Each line in the entries below that holds the string "dibuat" is to be listed.

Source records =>
_ _ _
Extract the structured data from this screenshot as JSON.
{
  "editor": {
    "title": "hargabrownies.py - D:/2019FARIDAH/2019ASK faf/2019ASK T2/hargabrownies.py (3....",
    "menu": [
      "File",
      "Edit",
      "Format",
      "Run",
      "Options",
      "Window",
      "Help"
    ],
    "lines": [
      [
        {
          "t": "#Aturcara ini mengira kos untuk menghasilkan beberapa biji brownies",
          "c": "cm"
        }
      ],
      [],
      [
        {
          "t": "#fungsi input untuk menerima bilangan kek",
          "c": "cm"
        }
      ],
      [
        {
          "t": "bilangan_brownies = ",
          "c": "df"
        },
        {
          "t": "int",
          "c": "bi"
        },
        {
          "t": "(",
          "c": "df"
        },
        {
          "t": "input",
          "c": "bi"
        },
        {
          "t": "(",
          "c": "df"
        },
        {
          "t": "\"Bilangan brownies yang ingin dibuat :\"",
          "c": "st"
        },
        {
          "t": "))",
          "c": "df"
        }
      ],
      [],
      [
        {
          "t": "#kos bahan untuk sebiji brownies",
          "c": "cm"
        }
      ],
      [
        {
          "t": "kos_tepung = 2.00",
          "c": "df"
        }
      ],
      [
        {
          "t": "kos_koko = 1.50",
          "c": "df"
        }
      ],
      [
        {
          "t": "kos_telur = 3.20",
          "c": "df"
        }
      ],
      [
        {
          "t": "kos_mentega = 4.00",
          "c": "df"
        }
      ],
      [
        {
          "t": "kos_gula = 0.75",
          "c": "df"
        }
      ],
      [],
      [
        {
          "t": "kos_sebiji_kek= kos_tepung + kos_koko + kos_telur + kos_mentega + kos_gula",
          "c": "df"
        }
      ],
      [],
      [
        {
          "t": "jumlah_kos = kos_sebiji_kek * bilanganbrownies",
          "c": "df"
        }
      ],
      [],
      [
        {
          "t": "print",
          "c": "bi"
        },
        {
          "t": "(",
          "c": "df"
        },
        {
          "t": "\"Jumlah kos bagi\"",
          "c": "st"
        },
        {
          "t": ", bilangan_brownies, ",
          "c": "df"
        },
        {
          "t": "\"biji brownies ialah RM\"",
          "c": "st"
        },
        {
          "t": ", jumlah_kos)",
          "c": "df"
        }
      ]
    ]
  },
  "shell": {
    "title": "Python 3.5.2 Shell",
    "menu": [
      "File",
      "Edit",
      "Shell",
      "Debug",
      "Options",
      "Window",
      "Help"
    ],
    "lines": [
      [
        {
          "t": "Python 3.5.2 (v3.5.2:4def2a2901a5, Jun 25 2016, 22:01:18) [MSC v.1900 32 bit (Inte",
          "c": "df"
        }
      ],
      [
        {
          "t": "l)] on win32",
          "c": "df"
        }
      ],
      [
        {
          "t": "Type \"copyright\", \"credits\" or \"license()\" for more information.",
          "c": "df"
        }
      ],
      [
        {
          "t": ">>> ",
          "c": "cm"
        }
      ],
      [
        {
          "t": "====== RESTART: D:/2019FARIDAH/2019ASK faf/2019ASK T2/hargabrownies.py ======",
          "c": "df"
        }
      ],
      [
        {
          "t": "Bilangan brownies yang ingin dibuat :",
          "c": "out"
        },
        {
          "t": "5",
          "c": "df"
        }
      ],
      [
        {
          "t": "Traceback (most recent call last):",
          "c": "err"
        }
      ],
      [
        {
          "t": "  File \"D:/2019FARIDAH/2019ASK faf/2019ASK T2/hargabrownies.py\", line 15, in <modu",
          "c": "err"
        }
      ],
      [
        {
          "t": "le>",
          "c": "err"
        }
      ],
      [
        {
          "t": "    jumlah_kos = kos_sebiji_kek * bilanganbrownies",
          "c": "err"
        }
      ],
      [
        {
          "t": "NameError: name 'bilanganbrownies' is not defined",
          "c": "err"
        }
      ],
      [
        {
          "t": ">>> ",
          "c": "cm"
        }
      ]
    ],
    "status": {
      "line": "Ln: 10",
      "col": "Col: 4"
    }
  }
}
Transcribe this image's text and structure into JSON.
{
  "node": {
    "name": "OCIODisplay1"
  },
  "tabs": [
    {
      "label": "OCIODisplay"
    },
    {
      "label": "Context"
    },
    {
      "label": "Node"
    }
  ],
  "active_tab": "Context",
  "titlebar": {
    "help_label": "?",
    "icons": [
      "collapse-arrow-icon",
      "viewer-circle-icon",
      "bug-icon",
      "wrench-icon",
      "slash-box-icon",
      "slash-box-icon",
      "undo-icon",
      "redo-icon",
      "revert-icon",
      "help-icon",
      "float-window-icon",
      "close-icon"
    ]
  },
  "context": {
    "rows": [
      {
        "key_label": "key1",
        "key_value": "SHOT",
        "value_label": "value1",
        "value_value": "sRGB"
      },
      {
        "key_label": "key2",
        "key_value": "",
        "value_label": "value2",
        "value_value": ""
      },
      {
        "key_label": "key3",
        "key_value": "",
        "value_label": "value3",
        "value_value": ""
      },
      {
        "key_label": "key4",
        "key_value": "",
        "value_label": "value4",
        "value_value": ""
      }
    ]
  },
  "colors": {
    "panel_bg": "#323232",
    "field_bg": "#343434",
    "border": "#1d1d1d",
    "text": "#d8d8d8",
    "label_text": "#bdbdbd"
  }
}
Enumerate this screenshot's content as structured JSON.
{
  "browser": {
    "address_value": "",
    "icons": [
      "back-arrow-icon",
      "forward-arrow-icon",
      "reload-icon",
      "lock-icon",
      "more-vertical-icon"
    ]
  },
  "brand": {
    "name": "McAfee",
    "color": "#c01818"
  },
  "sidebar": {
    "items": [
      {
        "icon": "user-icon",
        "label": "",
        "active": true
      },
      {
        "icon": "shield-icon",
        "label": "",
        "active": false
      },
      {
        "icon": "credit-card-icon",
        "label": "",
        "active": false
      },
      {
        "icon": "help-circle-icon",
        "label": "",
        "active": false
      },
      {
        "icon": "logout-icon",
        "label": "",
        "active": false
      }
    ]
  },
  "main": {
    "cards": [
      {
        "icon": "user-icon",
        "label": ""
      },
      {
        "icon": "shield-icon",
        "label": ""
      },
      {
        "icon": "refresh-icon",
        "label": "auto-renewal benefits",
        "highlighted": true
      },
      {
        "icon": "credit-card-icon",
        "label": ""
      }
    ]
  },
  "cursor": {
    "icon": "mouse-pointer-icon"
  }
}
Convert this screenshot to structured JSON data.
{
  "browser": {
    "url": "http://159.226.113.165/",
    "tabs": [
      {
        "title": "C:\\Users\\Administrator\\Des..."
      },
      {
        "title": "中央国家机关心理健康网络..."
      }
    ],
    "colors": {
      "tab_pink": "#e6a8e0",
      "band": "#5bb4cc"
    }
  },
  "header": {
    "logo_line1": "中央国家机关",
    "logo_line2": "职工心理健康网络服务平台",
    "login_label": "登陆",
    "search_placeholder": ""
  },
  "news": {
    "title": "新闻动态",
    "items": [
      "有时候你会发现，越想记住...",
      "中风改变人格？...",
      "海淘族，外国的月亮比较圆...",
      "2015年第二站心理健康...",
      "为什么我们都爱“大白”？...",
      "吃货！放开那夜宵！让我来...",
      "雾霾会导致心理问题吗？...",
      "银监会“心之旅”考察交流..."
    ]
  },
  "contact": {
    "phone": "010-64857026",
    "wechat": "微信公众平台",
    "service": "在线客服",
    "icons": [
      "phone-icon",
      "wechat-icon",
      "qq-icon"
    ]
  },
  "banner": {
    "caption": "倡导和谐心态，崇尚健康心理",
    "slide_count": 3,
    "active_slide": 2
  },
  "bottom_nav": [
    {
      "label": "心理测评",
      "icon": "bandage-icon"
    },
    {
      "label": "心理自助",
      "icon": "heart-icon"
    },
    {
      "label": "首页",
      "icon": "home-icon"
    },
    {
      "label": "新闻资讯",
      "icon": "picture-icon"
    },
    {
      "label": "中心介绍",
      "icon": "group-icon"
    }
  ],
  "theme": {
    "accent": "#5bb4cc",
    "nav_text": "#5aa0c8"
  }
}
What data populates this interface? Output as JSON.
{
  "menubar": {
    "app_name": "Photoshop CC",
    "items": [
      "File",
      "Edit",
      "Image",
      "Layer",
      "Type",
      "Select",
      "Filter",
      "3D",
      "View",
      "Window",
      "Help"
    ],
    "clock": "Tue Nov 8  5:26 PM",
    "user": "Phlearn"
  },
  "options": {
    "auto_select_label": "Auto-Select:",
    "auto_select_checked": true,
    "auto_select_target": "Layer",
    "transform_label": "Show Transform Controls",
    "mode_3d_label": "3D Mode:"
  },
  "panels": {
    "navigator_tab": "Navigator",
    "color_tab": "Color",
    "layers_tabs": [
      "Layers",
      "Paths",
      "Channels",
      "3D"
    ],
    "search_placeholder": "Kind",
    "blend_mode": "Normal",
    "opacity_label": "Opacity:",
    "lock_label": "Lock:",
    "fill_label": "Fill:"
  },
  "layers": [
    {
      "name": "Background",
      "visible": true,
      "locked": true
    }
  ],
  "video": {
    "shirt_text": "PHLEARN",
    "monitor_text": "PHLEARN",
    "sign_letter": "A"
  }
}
_ _ _
SOLUTION TO THIS TASK =>
          "t": "\"Bilangan brownies yang ingin dibuat :\"",
          "t": "Bilangan brownies yang ingin dibuat :",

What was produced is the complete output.